▶ _GIVEN EXERCISE_: Write out every entry precisely as given, leaving the pictures out.

▶ _DATASET CONTENT_:
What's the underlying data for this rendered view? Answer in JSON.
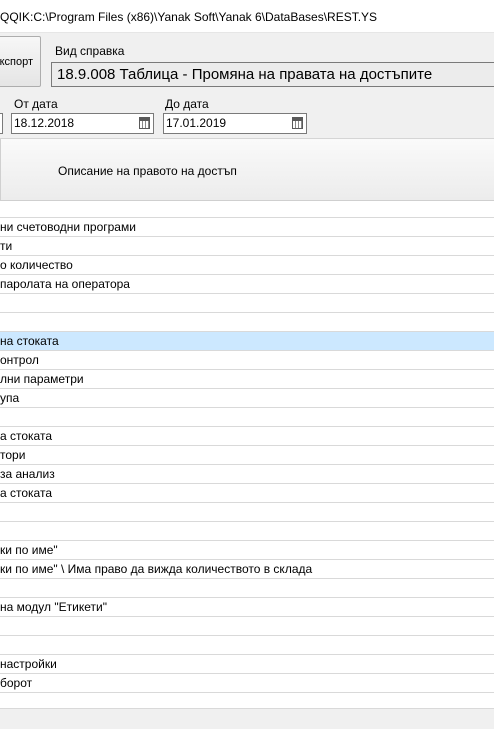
{
  "window": {
    "title": "QQIK:C:\\Program Files (x86)\\Yanak Soft\\Yanak 6\\DataBases\\REST.YS"
  },
  "toolbar": {
    "export_label": "кспорт",
    "report_type_label": "Вид справка",
    "report_type_value": "18.9.008 Таблица - Промяна на правата на достъпите"
  },
  "filters": {
    "from_label": "От дата",
    "from_value": "18.12.2018",
    "to_label": "До дата",
    "to_value": "17.01.2019"
  },
  "grid": {
    "header": "Описание на правото на достъп",
    "selected_index": 7,
    "rows": [
      "",
      "ни счетоводни програми",
      "ти",
      "о количество",
      "паролата на оператора",
      "",
      "",
      "на стоката",
      "онтрол",
      "лни параметри",
      "упа",
      "",
      "а стоката",
      "тори",
      " за анализ",
      "а стоката",
      "",
      "",
      "ки по име\"",
      "ки по име\" \\ Има право да вижда количеството в склада",
      "",
      "на модул \"Етикети\"",
      "",
      "",
      " настройки",
      "борот",
      ""
    ]
  }
}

▶ _EXERCISE ANSWER_:
What's the underlying data for this rendered view? Answer in JSON.
{
  "window": {
    "title": "QQIK:C:\\Program Files (x86)\\Yanak Soft\\Yanak 6\\DataBases\\REST.YS"
  },
  "toolbar": {
    "export_label": "кспорт",
    "report_type_label": "Вид справка",
    "report_type_value": "18.9.008 Таблица - Промяна на правата на достъпите"
  },
  "filters": {
    "from_label": "От дата",
    "from_value": "18.12.2018",
    "to_label": "До дата",
    "to_value": "17.01.2019"
  },
  "grid": {
    "header": "Описание на правото на достъп",
    "selected_index": 7,
    "rows": [
      "",
      "ни счетоводни програми",
      "ти",
      "о количество",
      "паролата на оператора",
      "",
      "",
      "на стоката",
      "онтрол",
      "лни параметри",
      "упа",
      "",
      "а стоката",
      "тори",
      " за анализ",
      "а стоката",
      "",
      "",
      "ки по име\"",
      "ки по име\" \\ Има право да вижда количеството в склада",
      "",
      "на модул \"Етикети\"",
      "",
      "",
      " настройки",
      "борот",
      ""
    ]
  }
}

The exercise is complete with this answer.